====== Task inputs

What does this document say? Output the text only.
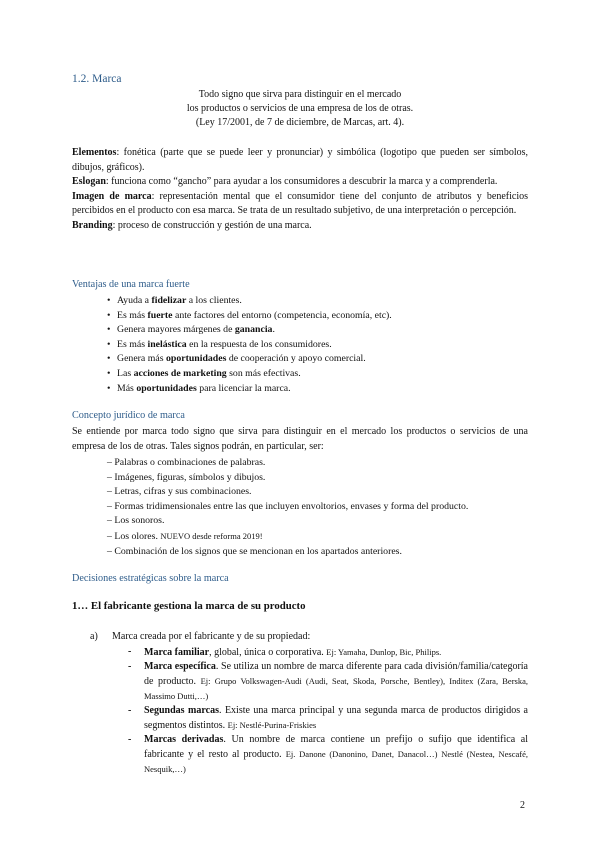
1.2. Marca
Todo signo que sirva para distinguir en el mercado
los productos o servicios de una empresa de los de otras.
(Ley 17/2001, de 7 de diciembre, de Marcas, art. 4).

Elementos: fonética (parte que se puede leer y pronunciar) y simbólica (logotipo que pueden ser símbolos, dibujos, gráficos).

Eslogan: funciona como “gancho” para ayudar a los consumidores a descubrir la marca y a comprenderla.

Imagen de marca: representación mental que el consumidor tiene del conjunto de atributos y beneficios percibidos en el producto con esa marca. Se trata de un resultado subjetivo, de una interpretación o percepción.

Branding: proceso de construcción y gestión de una marca.

Ventajas de una marca fuerte
• Ayuda a fidelizar a los clientes.
• Es más fuerte ante factores del entorno (competencia, economía, etc).
• Genera mayores márgenes de ganancia.
• Es más inelástica en la respuesta de los consumidores.
• Genera más oportunidades de cooperación y apoyo comercial.
• Las acciones de marketing son más efectivas.
• Más oportunidades para licenciar la marca.
Concepto jurídico de marca

Se entiende por marca todo signo que sirva para distinguir en el mercado los productos o servicios de una empresa de los de otras. Tales signos podrán, en particular, ser:

– Palabras o combinaciones de palabras.
– Imágenes, figuras, símbolos y dibujos.
– Letras, cifras y sus combinaciones.
– Formas tridimensionales entre las que incluyen envoltorios, envases y forma del producto.
– Los sonoros.
– Los olores. NUEVO desde reforma 2019!
– Combinación de los signos que se mencionan en los apartados anteriores.
Decisiones estratégicas sobre la marca
1… El fabricante gestiona la marca de su producto
a) Marca creada por el fabricante y de su propiedad:
- Marca familiar, global, única o corporativa. Ej: Yamaha, Dunlop, Bic, Philips.
- Marca específica. Se utiliza un nombre de marca diferente para cada división/familia/categoría de producto. Ej: Grupo Volkswagen-Audi (Audi, Seat, Skoda, Porsche, Bentley), Inditex (Zara, Berska, Massimo Dutti,…)
- Segundas marcas. Existe una marca principal y una segunda marca de productos dirigidos a segmentos distintos. Ej: Nestlé-Purina-Friskies
- Marcas derivadas. Un nombre de marca contiene un prefijo o sufijo que identifica al fabricante y el resto al producto. Ej. Danone (Danonino, Danet, Danacol…) Nestlé (Nestea, Nescafé, Nesquik,…)
2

============

- **Required action**: Every line above that holds the word "fabricante" needs to be copied.

- **Answer section**:
1… El fabricante gestiona la marca de su producto
a) Marca creada por el fabricante y de su propiedad:
- Marcas derivadas. Un nombre de marca contiene un prefijo o sufijo que identifica al fabricante y el resto al producto. Ej. Danone (Danonino, Danet, Danacol…) Nestlé (Nestea, Nescafé, Nesquik,…)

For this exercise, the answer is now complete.